§ Given request: Transcribe everything in the data word for word. Pictures are left out.

◆ ◆ ◆ ◆

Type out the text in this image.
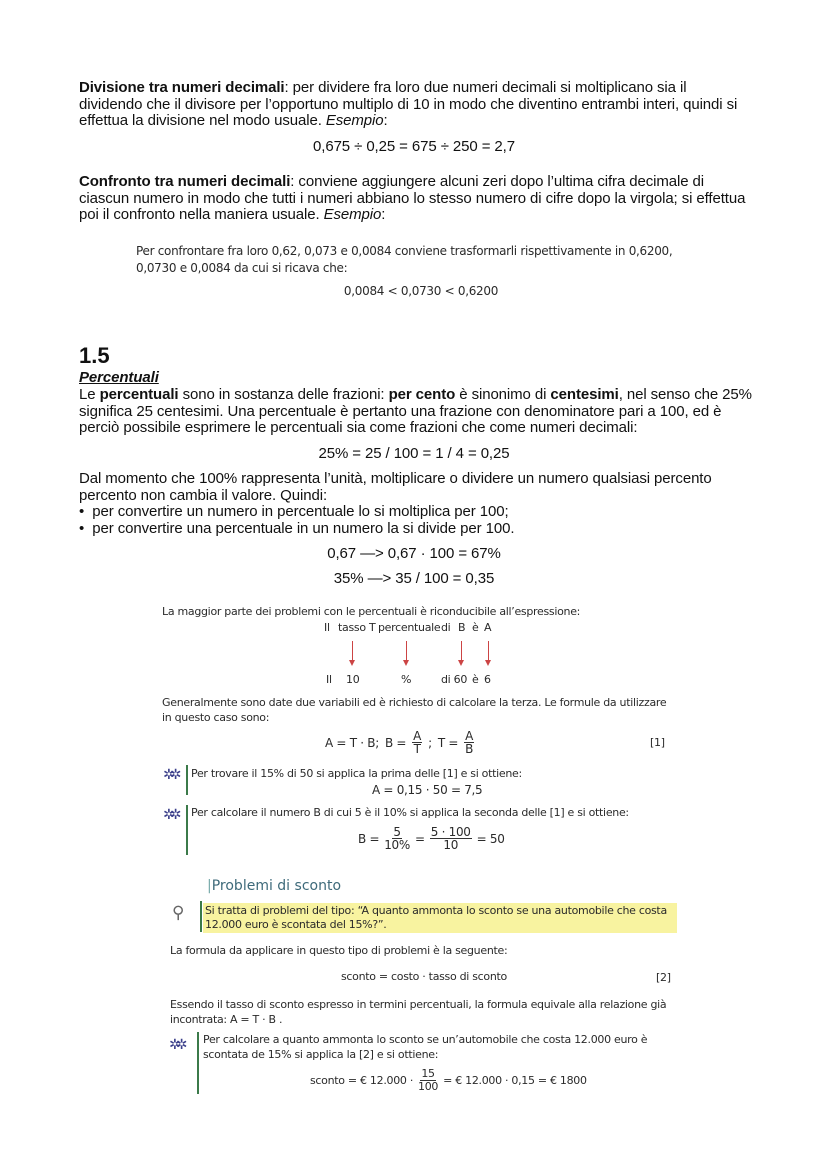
Divisione tra numeri decimali: per dividere fra loro due numeri decimali si moltiplicano sia il dividendo che il divisore per l’opportuno multiplo di 10 in modo che diventino entrambi interi, quindi si effettua la divisione nel modo usuale. Esempio:
0,675 ÷ 0,25 = 675 ÷ 250 = 2,7
Confronto tra numeri decimali: conviene aggiungere alcuni zeri dopo l’ultima cifra decimale di ciascun numero in modo che tutti i numeri abbiano lo stesso numero di cifre dopo la virgola; si effettua poi il confronto nella maniera usuale. Esempio:
Per confrontare fra loro 0,62, 0,073 e 0,0084 conviene trasformarli rispettivamente in 0,6200, 0,0730 e 0,0084 da cui si ricava che:
0,0084 < 0,0730 < 0,6200
1.5
Percentuali
Le percentuali sono in sostanza delle frazioni: per cento è sinonimo di centesimi, nel senso che 25% significa 25 centesimi. Una percentuale è pertanto una frazione con denominatore pari a 100, ed è perciò possibile esprimere le percentuali sia come frazioni che come numeri decimali:
25% = 25 / 100 = 1 / 4 = 0,25
Dal momento che 100% rappresenta l’unità, moltiplicare o dividere un numero qualsiasi percento percento non cambia il valore. Quindi:
•  per convertire un numero in percentuale lo si moltiplica per 100;
•  per convertire una percentuale in un numero la si divide per 100.
0,67 —> 0,67 · 100 = 67%
35% —> 35 / 100 = 0,35
La maggior parte dei problemi con le percentuali è riconducibile all’espressione:
Il tasso T percentuale di B è A
Il 10	%	di 60 è 6
Generalmente sono date due variabili ed è richiesto di calcolare la terza. Le formule da utilizzare in questo caso sono:
A = T · B; $B = \frac{A}{T}$ ; $T = \frac{A}{B}$	[1]
✲✲ Per trovare il 15% di 50 si applica la prima delle [1] e si ottiene:
A = 0,15 · 50 = 7,5
✲✲ Per calcolare il numero B di cui 5 è il 10% si applica la seconda delle [1] e si ottiene:
$B = \frac{5}{10\%} = \frac{5 \cdot 100}{10} = 50$
|Problemi di sconto
⚲ Si tratta di problemi del tipo: “A quanto ammonta lo sconto se una automobile che costa 12.000 euro è scontata del 15%?”.
La formula da applicare in questo tipo di problemi è la seguente:
sconto = costo · tasso di sconto	[2]
Essendo il tasso di sconto espresso in termini percentuali, la formula equivale alla relazione già incontrata: A = T · B .
✲✲ Per calcolare a quanto ammonta lo sconto se un’automobile che costa 12.000 euro è scontata de 15% si applica la [2] e si ottiene:
sconto = € $12.000 \cdot \frac{15}{100}$ = € 12.000 · 0,15 = € 1800
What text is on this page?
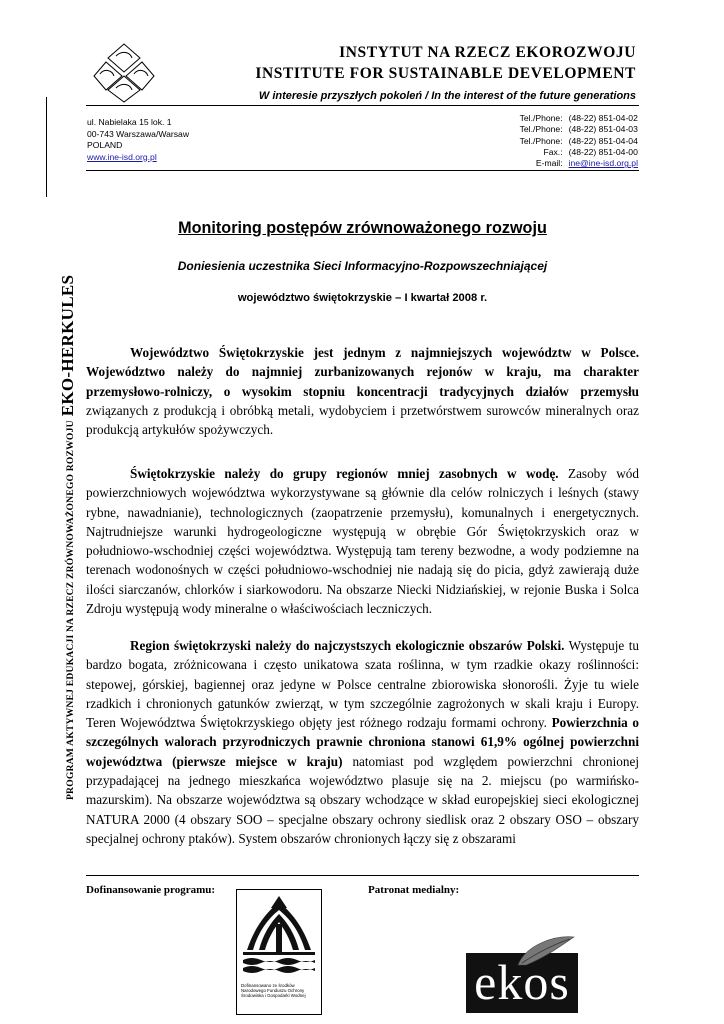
INSTYTUT NA RZECZ EKOROZWOJU
INSTITUTE FOR SUSTAINABLE DEVELOPMENT
W interesie przyszłych pokoleń / In the interest of the future generations
ul. Nabielaka 15 lok. 1
00-743 Warszawa/Warsaw
POLAND
www.ine-isd.org.pl
Tel./Phone:	(48-22) 851-04-02
Tel./Phone:	(48-22) 851-04-03
Tel./Phone:	(48-22) 851-04-04
Fax.:	(48-22) 851-04-00
E-mail:	ine@ine-isd.org.pl
PROGRAM AKTYWNEJ EDUKACJI NA RZECZ ZRÓWNOWAŻONEGO ROZWOJU EKO-HERKULES
Monitoring postępów zrównoważonego rozwoju
Doniesienia uczestnika Sieci Informacyjno-Rozpowszechniającej
województwo świętokrzyskie – I kwartał 2008 r.
Województwo Świętokrzyskie jest jednym z najmniejszych województw w Polsce. Województwo należy do najmniej zurbanizowanych rejonów w kraju, ma charakter przemysłowo-rolniczy, o wysokim stopniu koncentracji tradycyjnych działów przemysłu związanych z produkcją i obróbką metali, wydobyciem i przetwórstwem surowców mineralnych oraz produkcją artykułów spożywczych.
Świętokrzyskie należy do grupy regionów mniej zasobnych w wodę. Zasoby wód powierzchniowych województwa wykorzystywane są głównie dla celów rolniczych i leśnych (stawy rybne, nawadnianie), technologicznych (zaopatrzenie przemysłu), komunalnych i energetycznych. Najtrudniejsze warunki hydrogeologiczne występują w obrębie Gór Świętokrzyskich oraz w południowo-wschodniej części województwa. Występują tam tereny bezwodne, a wody podziemne na terenach wodonośnych w części południowo-wschodniej nie nadają się do picia, gdyż zawierają duże ilości siarczanów, chlorków i siarkowodoru. Na obszarze Niecki Nidziańskiej, w rejonie Buska i Solca Zdroju występują wody mineralne o właściwościach leczniczych.
Region świętokrzyski należy do najczystszych ekologicznie obszarów Polski. Występuje tu bardzo bogata, zróżnicowana i często unikatowa szata roślinna, w tym rzadkie okazy roślinności: stepowej, górskiej, bagiennej oraz jedyne w Polsce centralne zbiorowiska słonorośli. Żyje tu wiele rzadkich i chronionych gatunków zwierząt, w tym szczególnie zagrożonych w skali kraju i Europy. Teren Województwa Świętokrzyskiego objęty jest różnego rodzaju formami ochrony. Powierzchnia o szczególnych walorach przyrodniczych prawnie chroniona stanowi 61,9% ogólnej powierzchni województwa (pierwsze miejsce w kraju) natomiast pod względem powierzchni chronionej przypadającej na jednego mieszkańca województwo plasuje się na 2. miejscu (po warmińsko-mazurskim). Na obszarze województwa są obszary wchodzące w skład europejskiej sieci ekologicznej NATURA 2000 (4 obszary SOO – specjalne obszary ochrony siedlisk oraz 2 obszary OSO – obszary specjalnej ochrony ptaków). System obszarów chronionych łączy się z obszarami
Dofinansowanie programu:	Patronat medialny:
Dofinansowano ze środków Narodowego Funduszu Ochrony Środowiska i Gospodarki Wodnej	ekos
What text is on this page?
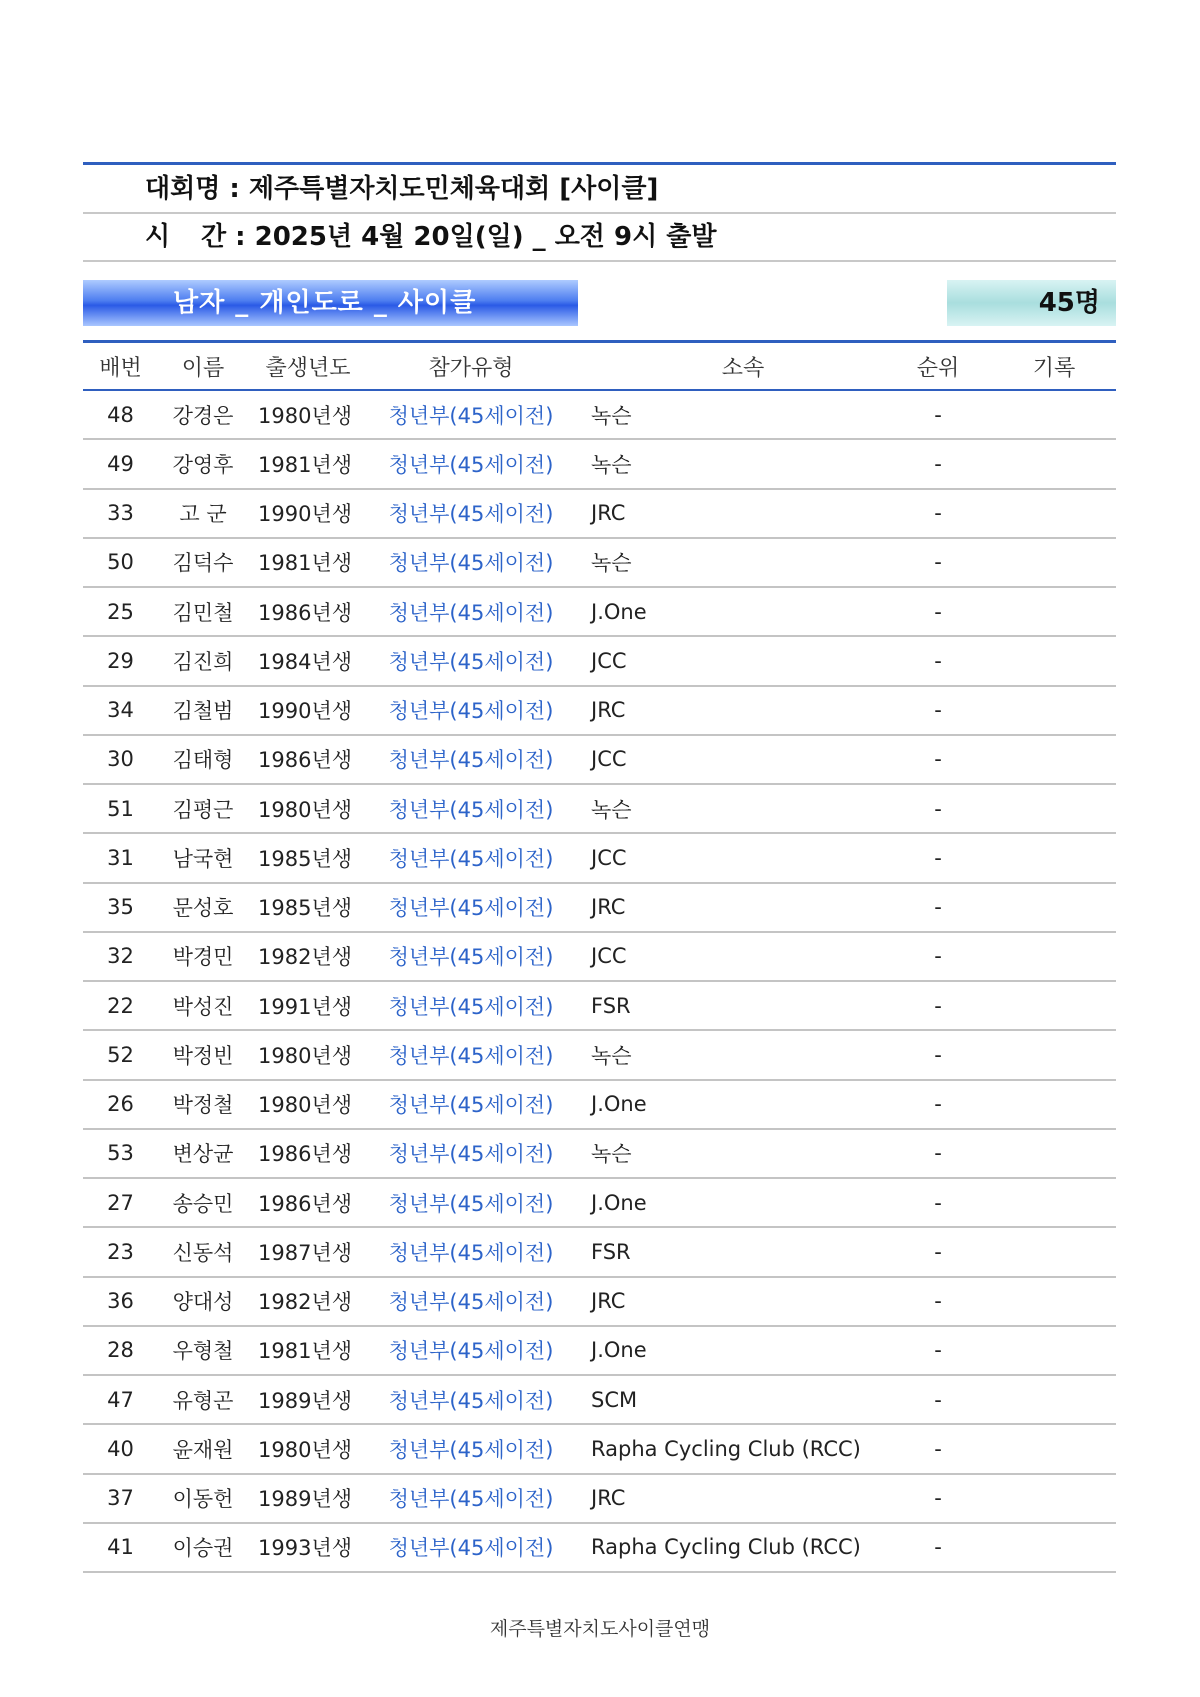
대회명 : 제주특별자치도민체육대회 [사이클]
시 간 : 2025년 4월 20일(일) _ 오전 9시 출발
남자 _ 개인도로 _ 사이클	45명
배번	이름	출생년도	참가유형	소속	순위	기록
48	강경은	1980년생	청년부(45세이전)	녹슨	-
49	강영후	1981년생	청년부(45세이전)	녹슨	-
33	고 군	1990년생	청년부(45세이전)	JRC	-
50	김덕수	1981년생	청년부(45세이전)	녹슨	-
25	김민철	1986년생	청년부(45세이전)	J.One	-
29	김진희	1984년생	청년부(45세이전)	JCC	-
34	김철범	1990년생	청년부(45세이전)	JRC	-
30	김태형	1986년생	청년부(45세이전)	JCC	-
51	김평근	1980년생	청년부(45세이전)	녹슨	-
31	남국현	1985년생	청년부(45세이전)	JCC	-
35	문성호	1985년생	청년부(45세이전)	JRC	-
32	박경민	1982년생	청년부(45세이전)	JCC	-
22	박성진	1991년생	청년부(45세이전)	FSR	-
52	박정빈	1980년생	청년부(45세이전)	녹슨	-
26	박정철	1980년생	청년부(45세이전)	J.One	-
53	변상균	1986년생	청년부(45세이전)	녹슨	-
27	송승민	1986년생	청년부(45세이전)	J.One	-
23	신동석	1987년생	청년부(45세이전)	FSR	-
36	양대성	1982년생	청년부(45세이전)	JRC	-
28	우형철	1981년생	청년부(45세이전)	J.One	-
47	유형곤	1989년생	청년부(45세이전)	SCM	-
40	윤재원	1980년생	청년부(45세이전)	Rapha Cycling Club (RCC)	-
37	이동헌	1989년생	청년부(45세이전)	JRC	-
41	이승권	1993년생	청년부(45세이전)	Rapha Cycling Club (RCC)	-
제주특별자치도사이클연맹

◆ ◆ ◆ ◆

§ Correct response:
Type out the text in this image.
Divisione tra numeri decimali: per dividere fra loro due numeri decimali si moltiplicano sia il dividendo che il divisore per l’opportuno multiplo di 10 in modo che diventino entrambi interi, quindi si effettua la divisione nel modo usuale. Esempio:
0,675 ÷ 0,25 = 675 ÷ 250 = 2,7
Confronto tra numeri decimali: conviene aggiungere alcuni zeri dopo l’ultima cifra decimale di ciascun numero in modo che tutti i numeri abbiano lo stesso numero di cifre dopo la virgola; si effettua poi il confronto nella maniera usuale. Esempio:
Per confrontare fra loro 0,62, 0,073 e 0,0084 conviene trasformarli rispettivamente in 0,6200, 0,0730 e 0,0084 da cui si ricava che:
0,0084 < 0,0730 < 0,6200
1.5
Percentuali
Le percentuali sono in sostanza delle frazioni: per cento è sinonimo di centesimi, nel senso che 25% significa 25 centesimi. Una percentuale è pertanto una frazione con denominatore pari a 100, ed è perciò possibile esprimere le percentuali sia come frazioni che come numeri decimali:
25% = 25 / 100 = 1 / 4 = 0,25
Dal momento che 100% rappresenta l’unità, moltiplicare o dividere un numero qualsiasi percento percento non cambia il valore. Quindi:
•  per convertire un numero in percentuale lo si moltiplica per 100;
•  per convertire una percentuale in un numero la si divide per 100.
0,67 —> 0,67 · 100 = 67%
35% —> 35 / 100 = 0,35
La maggior parte dei problemi con le percentuali è riconducibile all’espressione:
Il tasso T percentuale di B è A
Il 10	%	di 60 è 6
Generalmente sono date due variabili ed è richiesto di calcolare la terza. Le formule da utilizzare in questo caso sono:
A = T · B; $B = \frac{A}{T}$ ; $T = \frac{A}{B}$	[1]
✲✲ Per trovare il 15% di 50 si applica la prima delle [1] e si ottiene:
A = 0,15 · 50 = 7,5
✲✲ Per calcolare il numero B di cui 5 è il 10% si applica la seconda delle [1] e si ottiene:
$B = \frac{5}{10\%} = \frac{5 \cdot 100}{10} = 50$
|Problemi di sconto
⚲ Si tratta di problemi del tipo: “A quanto ammonta lo sconto se una automobile che costa 12.000 euro è scontata del 15%?”.
La formula da applicare in questo tipo di problemi è la seguente:
sconto = costo · tasso di sconto	[2]
Essendo il tasso di sconto espresso in termini percentuali, la formula equivale alla relazione già incontrata: A = T · B .
✲✲ Per calcolare a quanto ammonta lo sconto se un’automobile che costa 12.000 euro è scontata de 15% si applica la [2] e si ottiene:
sconto = € $12.000 \cdot \frac{15}{100}$ = € 12.000 · 0,15 = € 1800
What text is on this page?
INSTYTUT NA RZECZ EKOROZWOJU
INSTITUTE FOR SUSTAINABLE DEVELOPMENT
W interesie przyszłych pokoleń / In the interest of the future generations
ul. Nabielaka 15 lok. 1
00-743 Warszawa/Warsaw
POLAND
www.ine-isd.org.pl
Tel./Phone:	(48-22) 851-04-02
Tel./Phone:	(48-22) 851-04-03
Tel./Phone:	(48-22) 851-04-04
Fax.:	(48-22) 851-04-00
E-mail:	ine@ine-isd.org.pl
PROGRAM AKTYWNEJ EDUKACJI NA RZECZ ZRÓWNOWAŻONEGO ROZWOJU EKO-HERKULES
Monitoring postępów zrównoważonego rozwoju
Doniesienia uczestnika Sieci Informacyjno-Rozpowszechniającej
województwo świętokrzyskie – I kwartał 2008 r.
Województwo Świętokrzyskie jest jednym z najmniejszych województw w Polsce. Województwo należy do najmniej zurbanizowanych rejonów w kraju, ma charakter przemysłowo-rolniczy, o wysokim stopniu koncentracji tradycyjnych działów przemysłu związanych z produkcją i obróbką metali, wydobyciem i przetwórstwem surowców mineralnych oraz produkcją artykułów spożywczych.
Świętokrzyskie należy do grupy regionów mniej zasobnych w wodę. Zasoby wód powierzchniowych województwa wykorzystywane są głównie dla celów rolniczych i leśnych (stawy rybne, nawadnianie), technologicznych (zaopatrzenie przemysłu), komunalnych i energetycznych. Najtrudniejsze warunki hydrogeologiczne występują w obrębie Gór Świętokrzyskich oraz w południowo-wschodniej części województwa. Występują tam tereny bezwodne, a wody podziemne na terenach wodonośnych w części południowo-wschodniej nie nadają się do picia, gdyż zawierają duże ilości siarczanów, chlorków i siarkowodoru. Na obszarze Niecki Nidziańskiej, w rejonie Buska i Solca Zdroju występują wody mineralne o właściwościach leczniczych.
Region świętokrzyski należy do najczystszych ekologicznie obszarów Polski. Występuje tu bardzo bogata, zróżnicowana i często unikatowa szata roślinna, w tym rzadkie okazy roślinności: stepowej, górskiej, bagiennej oraz jedyne w Polsce centralne zbiorowiska słonorośli. Żyje tu wiele rzadkich i chronionych gatunków zwierząt, w tym szczególnie zagrożonych w skali kraju i Europy. Teren Województwa Świętokrzyskiego objęty jest różnego rodzaju formami ochrony. Powierzchnia o szczególnych walorach przyrodniczych prawnie chroniona stanowi 61,9% ogólnej powierzchni województwa (pierwsze miejsce w kraju) natomiast pod względem powierzchni chronionej przypadającej na jednego mieszkańca województwo plasuje się na 2. miejscu (po warmińsko-mazurskim). Na obszarze województwa są obszary wchodzące w skład europejskiej sieci ekologicznej NATURA 2000 (4 obszary SOO – specjalne obszary ochrony siedlisk oraz 2 obszary OSO – obszary specjalnej ochrony ptaków). System obszarów chronionych łączy się z obszarami
Dofinansowanie programu:	Patronat medialny:
Dofinansowano ze środków Narodowego Funduszu Ochrony Środowiska i Gospodarki Wodnej	ekos
What text is on this page?
대회명 : 제주특별자치도민체육대회 [사이클]
시 간 : 2025년 4월 20일(일) _ 오전 9시 출발
남자 _ 개인도로 _ 사이클	45명
배번	이름	출생년도	참가유형	소속	순위	기록
48	강경은	1980년생	청년부(45세이전)	녹슨	-
49	강영후	1981년생	청년부(45세이전)	녹슨	-
33	고 군	1990년생	청년부(45세이전)	JRC	-
50	김덕수	1981년생	청년부(45세이전)	녹슨	-
25	김민철	1986년생	청년부(45세이전)	J.One	-
29	김진희	1984년생	청년부(45세이전)	JCC	-
34	김철범	1990년생	청년부(45세이전)	JRC	-
30	김태형	1986년생	청년부(45세이전)	JCC	-
51	김평근	1980년생	청년부(45세이전)	녹슨	-
31	남국현	1985년생	청년부(45세이전)	JCC	-
35	문성호	1985년생	청년부(45세이전)	JRC	-
32	박경민	1982년생	청년부(45세이전)	JCC	-
22	박성진	1991년생	청년부(45세이전)	FSR	-
52	박정빈	1980년생	청년부(45세이전)	녹슨	-
26	박정철	1980년생	청년부(45세이전)	J.One	-
53	변상균	1986년생	청년부(45세이전)	녹슨	-
27	송승민	1986년생	청년부(45세이전)	J.One	-
23	신동석	1987년생	청년부(45세이전)	FSR	-
36	양대성	1982년생	청년부(45세이전)	JRC	-
28	우형철	1981년생	청년부(45세이전)	J.One	-
47	유형곤	1989년생	청년부(45세이전)	SCM	-
40	윤재원	1980년생	청년부(45세이전)	Rapha Cycling Club (RCC)	-
37	이동헌	1989년생	청년부(45세이전)	JRC	-
41	이승권	1993년생	청년부(45세이전)	Rapha Cycling Club (RCC)	-
제주특별자치도사이클연맹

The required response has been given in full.